Start
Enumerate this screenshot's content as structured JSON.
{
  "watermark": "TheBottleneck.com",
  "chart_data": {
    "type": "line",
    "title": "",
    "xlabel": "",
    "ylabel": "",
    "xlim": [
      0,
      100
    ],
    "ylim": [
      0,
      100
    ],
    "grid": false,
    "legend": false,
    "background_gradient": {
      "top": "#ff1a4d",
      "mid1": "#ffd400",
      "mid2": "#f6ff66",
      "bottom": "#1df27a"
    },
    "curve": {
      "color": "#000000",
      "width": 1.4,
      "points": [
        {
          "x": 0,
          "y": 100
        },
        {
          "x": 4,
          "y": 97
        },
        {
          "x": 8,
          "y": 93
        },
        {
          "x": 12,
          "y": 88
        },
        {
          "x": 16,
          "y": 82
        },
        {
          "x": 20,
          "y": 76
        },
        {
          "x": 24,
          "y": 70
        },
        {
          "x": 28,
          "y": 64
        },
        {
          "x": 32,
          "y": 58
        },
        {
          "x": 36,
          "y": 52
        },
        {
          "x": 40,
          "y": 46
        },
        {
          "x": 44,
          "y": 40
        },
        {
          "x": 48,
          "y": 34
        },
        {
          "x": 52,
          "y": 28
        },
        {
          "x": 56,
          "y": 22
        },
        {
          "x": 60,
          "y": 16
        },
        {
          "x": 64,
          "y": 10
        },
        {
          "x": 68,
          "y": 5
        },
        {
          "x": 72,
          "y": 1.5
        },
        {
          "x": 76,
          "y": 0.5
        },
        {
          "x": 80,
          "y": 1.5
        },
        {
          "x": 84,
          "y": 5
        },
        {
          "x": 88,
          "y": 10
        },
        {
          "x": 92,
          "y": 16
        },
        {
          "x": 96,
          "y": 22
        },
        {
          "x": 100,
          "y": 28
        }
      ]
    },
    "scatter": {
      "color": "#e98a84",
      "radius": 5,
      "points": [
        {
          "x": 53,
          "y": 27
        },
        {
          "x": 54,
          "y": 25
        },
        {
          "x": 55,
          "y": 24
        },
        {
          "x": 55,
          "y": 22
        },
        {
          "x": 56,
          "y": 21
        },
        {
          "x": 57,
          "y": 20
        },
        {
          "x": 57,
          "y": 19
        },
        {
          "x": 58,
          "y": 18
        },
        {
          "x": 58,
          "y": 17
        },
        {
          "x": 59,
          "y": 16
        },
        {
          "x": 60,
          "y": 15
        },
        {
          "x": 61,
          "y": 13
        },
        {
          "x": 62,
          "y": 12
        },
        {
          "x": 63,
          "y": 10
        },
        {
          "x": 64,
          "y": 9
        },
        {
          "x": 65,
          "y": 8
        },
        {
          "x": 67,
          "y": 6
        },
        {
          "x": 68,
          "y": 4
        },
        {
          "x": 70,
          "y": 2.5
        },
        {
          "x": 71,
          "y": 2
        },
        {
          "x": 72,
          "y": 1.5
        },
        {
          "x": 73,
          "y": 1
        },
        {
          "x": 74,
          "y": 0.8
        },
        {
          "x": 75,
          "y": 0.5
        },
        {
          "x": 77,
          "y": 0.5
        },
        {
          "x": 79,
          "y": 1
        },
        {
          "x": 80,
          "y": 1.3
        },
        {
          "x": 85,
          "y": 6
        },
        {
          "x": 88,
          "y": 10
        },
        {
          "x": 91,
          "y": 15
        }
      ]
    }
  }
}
End
__Task objective__.
Using the material above, print every entry exactly as written.

__Full solution__.
Enumerate this screenshot's content as structured JSON.
{
  "watermark": "TheBottleneck.com",
  "chart_data": {
    "type": "line",
    "title": "",
    "xlabel": "",
    "ylabel": "",
    "xlim": [
      0,
      100
    ],
    "ylim": [
      0,
      100
    ],
    "grid": false,
    "legend": false,
    "background_gradient": {
      "top": "#ff1a4d",
      "mid1": "#ffd400",
      "mid2": "#f6ff66",
      "bottom": "#1df27a"
    },
    "curve": {
      "color": "#000000",
      "width": 1.4,
      "points": [
        {
          "x": 0,
          "y": 100
        },
        {
          "x": 4,
          "y": 97
        },
        {
          "x": 8,
          "y": 93
        },
        {
          "x": 12,
          "y": 88
        },
        {
          "x": 16,
          "y": 82
        },
        {
          "x": 20,
          "y": 76
        },
        {
          "x": 24,
          "y": 70
        },
        {
          "x": 28,
          "y": 64
        },
        {
          "x": 32,
          "y": 58
        },
        {
          "x": 36,
          "y": 52
        },
        {
          "x": 40,
          "y": 46
        },
        {
          "x": 44,
          "y": 40
        },
        {
          "x": 48,
          "y": 34
        },
        {
          "x": 52,
          "y": 28
        },
        {
          "x": 56,
          "y": 22
        },
        {
          "x": 60,
          "y": 16
        },
        {
          "x": 64,
          "y": 10
        },
        {
          "x": 68,
          "y": 5
        },
        {
          "x": 72,
          "y": 1.5
        },
        {
          "x": 76,
          "y": 0.5
        },
        {
          "x": 80,
          "y": 1.5
        },
        {
          "x": 84,
          "y": 5
        },
        {
          "x": 88,
          "y": 10
        },
        {
          "x": 92,
          "y": 16
        },
        {
          "x": 96,
          "y": 22
        },
        {
          "x": 100,
          "y": 28
        }
      ]
    },
    "scatter": {
      "color": "#e98a84",
      "radius": 5,
      "points": [
        {
          "x": 53,
          "y": 27
        },
        {
          "x": 54,
          "y": 25
        },
        {
          "x": 55,
          "y": 24
        },
        {
          "x": 55,
          "y": 22
        },
        {
          "x": 56,
          "y": 21
        },
        {
          "x": 57,
          "y": 20
        },
        {
          "x": 57,
          "y": 19
        },
        {
          "x": 58,
          "y": 18
        },
        {
          "x": 58,
          "y": 17
        },
        {
          "x": 59,
          "y": 16
        },
        {
          "x": 60,
          "y": 15
        },
        {
          "x": 61,
          "y": 13
        },
        {
          "x": 62,
          "y": 12
        },
        {
          "x": 63,
          "y": 10
        },
        {
          "x": 64,
          "y": 9
        },
        {
          "x": 65,
          "y": 8
        },
        {
          "x": 67,
          "y": 6
        },
        {
          "x": 68,
          "y": 4
        },
        {
          "x": 70,
          "y": 2.5
        },
        {
          "x": 71,
          "y": 2
        },
        {
          "x": 72,
          "y": 1.5
        },
        {
          "x": 73,
          "y": 1
        },
        {
          "x": 74,
          "y": 0.8
        },
        {
          "x": 75,
          "y": 0.5
        },
        {
          "x": 77,
          "y": 0.5
        },
        {
          "x": 79,
          "y": 1
        },
        {
          "x": 80,
          "y": 1.3
        },
        {
          "x": 85,
          "y": 6
        },
        {
          "x": 88,
          "y": 10
        },
        {
          "x": 91,
          "y": 15
        }
      ]
    }
  }
}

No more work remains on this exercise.